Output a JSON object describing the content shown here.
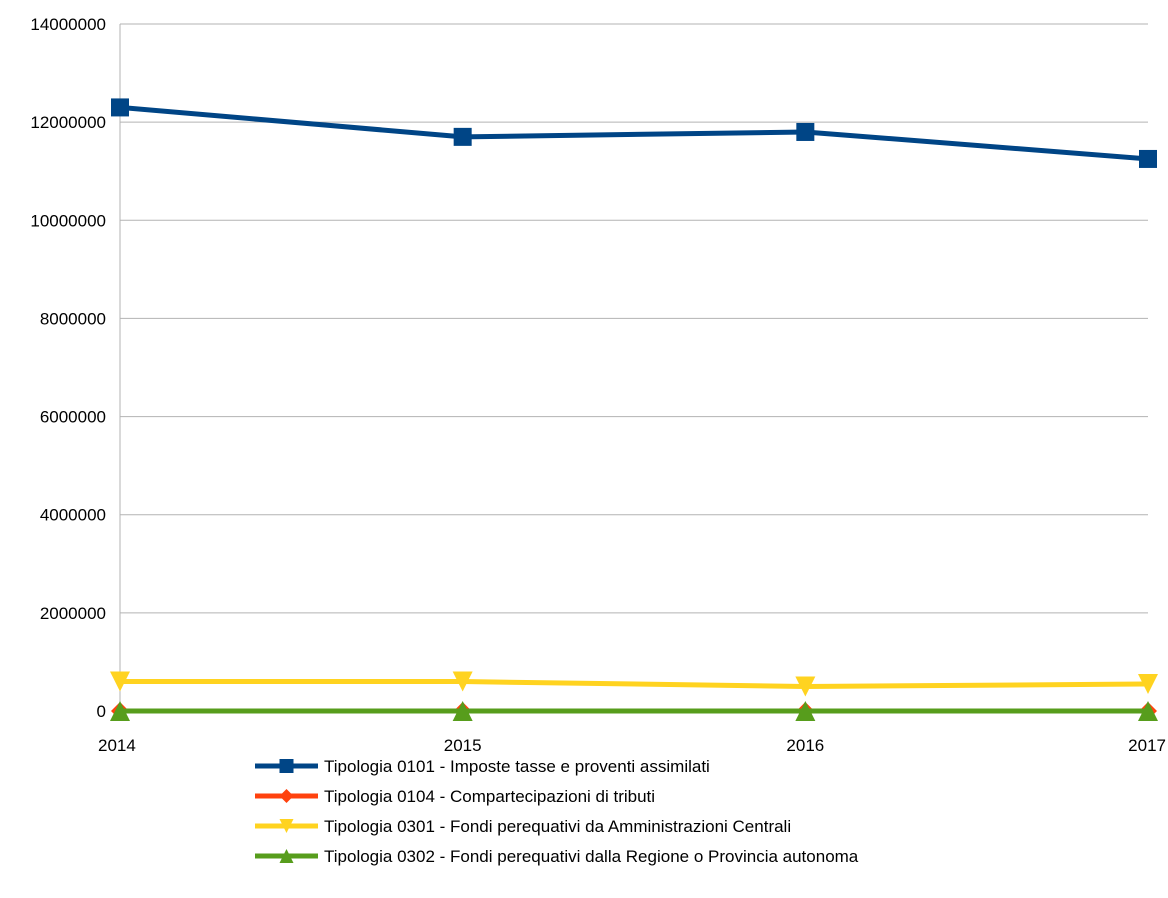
{
  "chart_data": {
    "type": "line",
    "x": [
      "2014",
      "2015",
      "2016",
      "2017"
    ],
    "ylim": [
      0,
      14000000
    ],
    "yticks": [
      "0",
      "2000000",
      "4000000",
      "6000000",
      "8000000",
      "10000000",
      "12000000",
      "14000000"
    ],
    "grid": "horizontal",
    "legend_position": "bottom",
    "series": [
      {
        "name": "Tipologia 0101 - Imposte tasse e proventi assimilati",
        "values": [
          12300000,
          11700000,
          11800000,
          11250000
        ],
        "color": "#004586",
        "marker": "square"
      },
      {
        "name": "Tipologia 0104 - Compartecipazioni di tributi",
        "values": [
          0,
          0,
          0,
          0
        ],
        "color": "#ff420e",
        "marker": "diamond"
      },
      {
        "name": "Tipologia 0301 - Fondi perequativi da Amministrazioni Centrali",
        "values": [
          600000,
          600000,
          500000,
          550000
        ],
        "color": "#ffd320",
        "marker": "triangle-down"
      },
      {
        "name": "Tipologia 0302 - Fondi perequativi dalla Regione o Provincia autonoma",
        "values": [
          0,
          0,
          0,
          0
        ],
        "color": "#579d1c",
        "marker": "triangle-up"
      }
    ]
  }
}
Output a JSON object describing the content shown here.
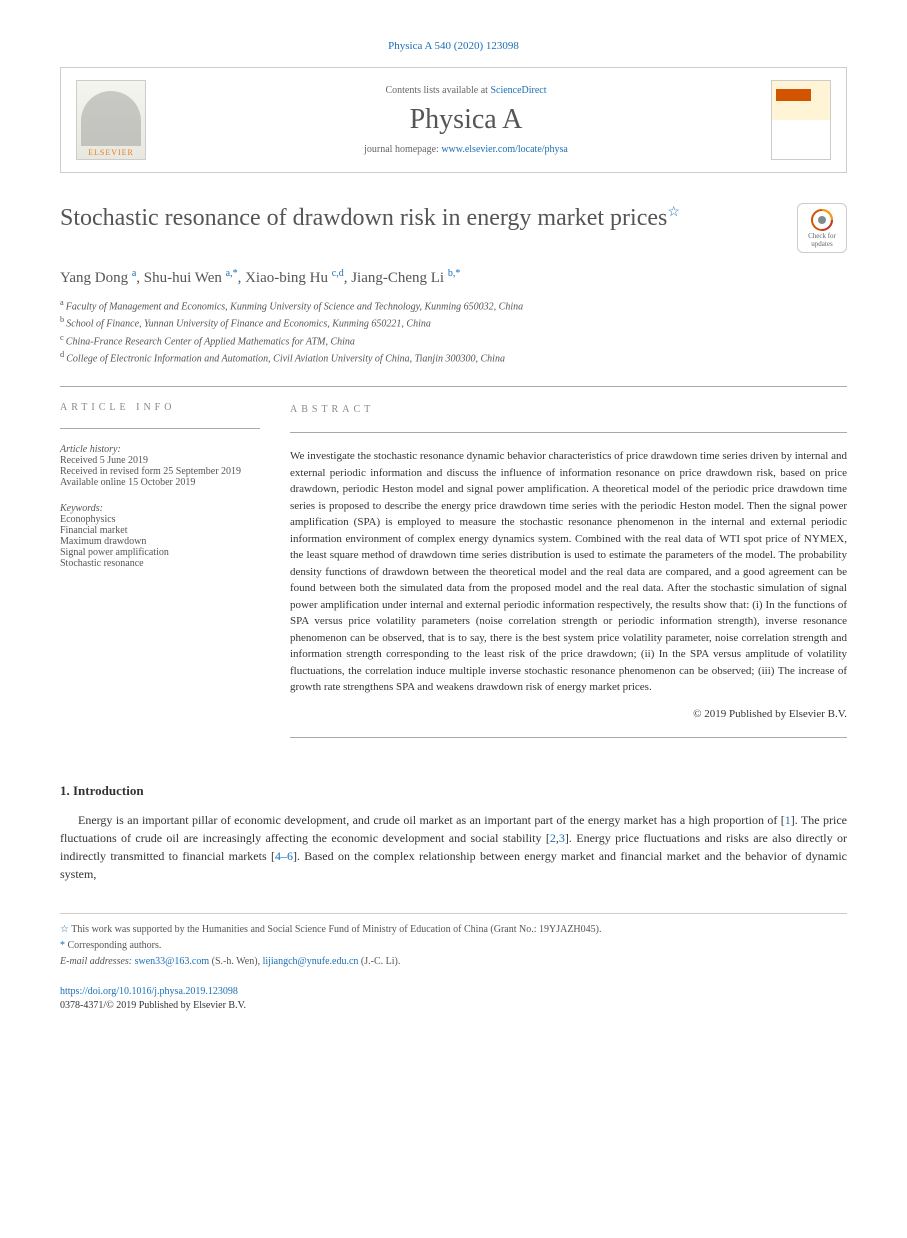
{
  "citation": "Physica A 540 (2020) 123098",
  "header": {
    "contents_prefix": "Contents lists available at ",
    "contents_link": "ScienceDirect",
    "journal_name": "Physica A",
    "homepage_prefix": "journal homepage: ",
    "homepage_url": "www.elsevier.com/locate/physa",
    "elsevier_label": "ELSEVIER"
  },
  "title": "Stochastic resonance of drawdown risk in energy market prices",
  "check_updates_label": "Check for updates",
  "authors": [
    {
      "name": "Yang Dong",
      "sup": "a"
    },
    {
      "name": "Shu-hui Wen",
      "sup": "a,*"
    },
    {
      "name": "Xiao-bing Hu",
      "sup": "c,d"
    },
    {
      "name": "Jiang-Cheng Li",
      "sup": "b,*"
    }
  ],
  "affiliations": [
    {
      "sup": "a",
      "text": "Faculty of Management and Economics, Kunming University of Science and Technology, Kunming 650032, China"
    },
    {
      "sup": "b",
      "text": "School of Finance, Yunnan University of Finance and Economics, Kunming 650221, China"
    },
    {
      "sup": "c",
      "text": "China-France Research Center of Applied Mathematics for ATM, China"
    },
    {
      "sup": "d",
      "text": "College of Electronic Information and Automation, Civil Aviation University of China, Tianjin 300300, China"
    }
  ],
  "info": {
    "header": "ARTICLE INFO",
    "history_label": "Article history:",
    "history": [
      "Received 5 June 2019",
      "Received in revised form 25 September 2019",
      "Available online 15 October 2019"
    ],
    "keywords_label": "Keywords:",
    "keywords": [
      "Econophysics",
      "Financial market",
      "Maximum drawdown",
      "Signal power amplification",
      "Stochastic resonance"
    ]
  },
  "abstract": {
    "header": "ABSTRACT",
    "text": "We investigate the stochastic resonance dynamic behavior characteristics of price drawdown time series driven by internal and external periodic information and discuss the influence of information resonance on price drawdown risk, based on price drawdown, periodic Heston model and signal power amplification. A theoretical model of the periodic price drawdown time series is proposed to describe the energy price drawdown time series with the periodic Heston model. Then the signal power amplification (SPA) is employed to measure the stochastic resonance phenomenon in the internal and external periodic information environment of complex energy dynamics system. Combined with the real data of WTI spot price of NYMEX, the least square method of drawdown time series distribution is used to estimate the parameters of the model. The probability density functions of drawdown between the theoretical model and the real data are compared, and a good agreement can be found between both the simulated data from the proposed model and the real data. After the stochastic simulation of signal power amplification under internal and external periodic information respectively, the results show that: (i) In the functions of SPA versus price volatility parameters (noise correlation strength or periodic information strength), inverse resonance phenomenon can be observed, that is to say, there is the best system price volatility parameter, noise correlation strength and information strength corresponding to the least risk of the price drawdown; (ii) In the SPA versus amplitude of volatility fluctuations, the correlation induce multiple inverse stochastic resonance phenomenon can be observed; (iii) The increase of growth rate strengthens SPA and weakens drawdown risk of energy market prices.",
    "copyright": "© 2019 Published by Elsevier B.V."
  },
  "section1": {
    "heading": "1. Introduction",
    "text": "Energy is an important pillar of economic development, and crude oil market as an important part of the energy market has a high proportion of [1]. The price fluctuations of crude oil are increasingly affecting the economic development and social stability [2,3]. Energy price fluctuations and risks are also directly or indirectly transmitted to financial markets [4–6]. Based on the complex relationship between energy market and financial market and the behavior of dynamic system,"
  },
  "footnotes": {
    "funding": "This work was supported by the Humanities and Social Science Fund of Ministry of Education of China (Grant No.: 19YJAZH045).",
    "corresponding": "Corresponding authors.",
    "email_label": "E-mail addresses:",
    "emails": [
      {
        "addr": "swen33@163.com",
        "who": "(S.-h. Wen)"
      },
      {
        "addr": "lijiangch@ynufe.edu.cn",
        "who": "(J.-C. Li)"
      }
    ]
  },
  "footer": {
    "doi": "https://doi.org/10.1016/j.physa.2019.123098",
    "issn_copyright": "0378-4371/© 2019 Published by Elsevier B.V."
  },
  "colors": {
    "link": "#1a6fb5",
    "text": "#333333",
    "muted": "#555555",
    "border": "#cccccc",
    "orange": "#e67e22"
  }
}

·····

Keep the pictures out of your copy, and repeat every entry above exactly.

Output a JSON object describing the content shown here.
{
  "chart_data": {
    "type": "line",
    "x": [
      "2014",
      "2015",
      "2016",
      "2017"
    ],
    "ylim": [
      0,
      14000000
    ],
    "yticks": [
      "0",
      "2000000",
      "4000000",
      "6000000",
      "8000000",
      "10000000",
      "12000000",
      "14000000"
    ],
    "grid": "horizontal",
    "legend_position": "bottom",
    "series": [
      {
        "name": "Tipologia 0101 - Imposte tasse e proventi assimilati",
        "values": [
          12300000,
          11700000,
          11800000,
          11250000
        ],
        "color": "#004586",
        "marker": "square"
      },
      {
        "name": "Tipologia 0104 - Compartecipazioni di tributi",
        "values": [
          0,
          0,
          0,
          0
        ],
        "color": "#ff420e",
        "marker": "diamond"
      },
      {
        "name": "Tipologia 0301 - Fondi perequativi da Amministrazioni Centrali",
        "values": [
          600000,
          600000,
          500000,
          550000
        ],
        "color": "#ffd320",
        "marker": "triangle-down"
      },
      {
        "name": "Tipologia 0302 - Fondi perequativi dalla Regione o Provincia autonoma",
        "values": [
          0,
          0,
          0,
          0
        ],
        "color": "#579d1c",
        "marker": "triangle-up"
      }
    ]
  }
}
Output a JSON object describing the content shown here.
{
  "citation": "Physica A 540 (2020) 123098",
  "header": {
    "contents_prefix": "Contents lists available at ",
    "contents_link": "ScienceDirect",
    "journal_name": "Physica A",
    "homepage_prefix": "journal homepage: ",
    "homepage_url": "www.elsevier.com/locate/physa",
    "elsevier_label": "ELSEVIER"
  },
  "title": "Stochastic resonance of drawdown risk in energy market prices",
  "check_updates_label": "Check for updates",
  "authors": [
    {
      "name": "Yang Dong",
      "sup": "a"
    },
    {
      "name": "Shu-hui Wen",
      "sup": "a,*"
    },
    {
      "name": "Xiao-bing Hu",
      "sup": "c,d"
    },
    {
      "name": "Jiang-Cheng Li",
      "sup": "b,*"
    }
  ],
  "affiliations": [
    {
      "sup": "a",
      "text": "Faculty of Management and Economics, Kunming University of Science and Technology, Kunming 650032, China"
    },
    {
      "sup": "b",
      "text": "School of Finance, Yunnan University of Finance and Economics, Kunming 650221, China"
    },
    {
      "sup": "c",
      "text": "China-France Research Center of Applied Mathematics for ATM, China"
    },
    {
      "sup": "d",
      "text": "College of Electronic Information and Automation, Civil Aviation University of China, Tianjin 300300, China"
    }
  ],
  "info": {
    "header": "ARTICLE INFO",
    "history_label": "Article history:",
    "history": [
      "Received 5 June 2019",
      "Received in revised form 25 September 2019",
      "Available online 15 October 2019"
    ],
    "keywords_label": "Keywords:",
    "keywords": [
      "Econophysics",
      "Financial market",
      "Maximum drawdown",
      "Signal power amplification",
      "Stochastic resonance"
    ]
  },
  "abstract": {
    "header": "ABSTRACT",
    "text": "We investigate the stochastic resonance dynamic behavior characteristics of price drawdown time series driven by internal and external periodic information and discuss the influence of information resonance on price drawdown risk, based on price drawdown, periodic Heston model and signal power amplification. A theoretical model of the periodic price drawdown time series is proposed to describe the energy price drawdown time series with the periodic Heston model. Then the signal power amplification (SPA) is employed to measure the stochastic resonance phenomenon in the internal and external periodic information environment of complex energy dynamics system. Combined with the real data of WTI spot price of NYMEX, the least square method of drawdown time series distribution is used to estimate the parameters of the model. The probability density functions of drawdown between the theoretical model and the real data are compared, and a good agreement can be found between both the simulated data from the proposed model and the real data. After the stochastic simulation of signal power amplification under internal and external periodic information respectively, the results show that: (i) In the functions of SPA versus price volatility parameters (noise correlation strength or periodic information strength), inverse resonance phenomenon can be observed, that is to say, there is the best system price volatility parameter, noise correlation strength and information strength corresponding to the least risk of the price drawdown; (ii) In the SPA versus amplitude of volatility fluctuations, the correlation induce multiple inverse stochastic resonance phenomenon can be observed; (iii) The increase of growth rate strengthens SPA and weakens drawdown risk of energy market prices.",
    "copyright": "© 2019 Published by Elsevier B.V."
  },
  "section1": {
    "heading": "1. Introduction",
    "text": "Energy is an important pillar of economic development, and crude oil market as an important part of the energy market has a high proportion of [1]. The price fluctuations of crude oil are increasingly affecting the economic development and social stability [2,3]. Energy price fluctuations and risks are also directly or indirectly transmitted to financial markets [4–6]. Based on the complex relationship between energy market and financial market and the behavior of dynamic system,"
  },
  "footnotes": {
    "funding": "This work was supported by the Humanities and Social Science Fund of Ministry of Education of China (Grant No.: 19YJAZH045).",
    "corresponding": "Corresponding authors.",
    "email_label": "E-mail addresses:",
    "emails": [
      {
        "addr": "swen33@163.com",
        "who": "(S.-h. Wen)"
      },
      {
        "addr": "lijiangch@ynufe.edu.cn",
        "who": "(J.-C. Li)"
      }
    ]
  },
  "footer": {
    "doi": "https://doi.org/10.1016/j.physa.2019.123098",
    "issn_copyright": "0378-4371/© 2019 Published by Elsevier B.V."
  },
  "colors": {
    "link": "#1a6fb5",
    "text": "#333333",
    "muted": "#555555",
    "border": "#cccccc",
    "orange": "#e67e22"
  }
}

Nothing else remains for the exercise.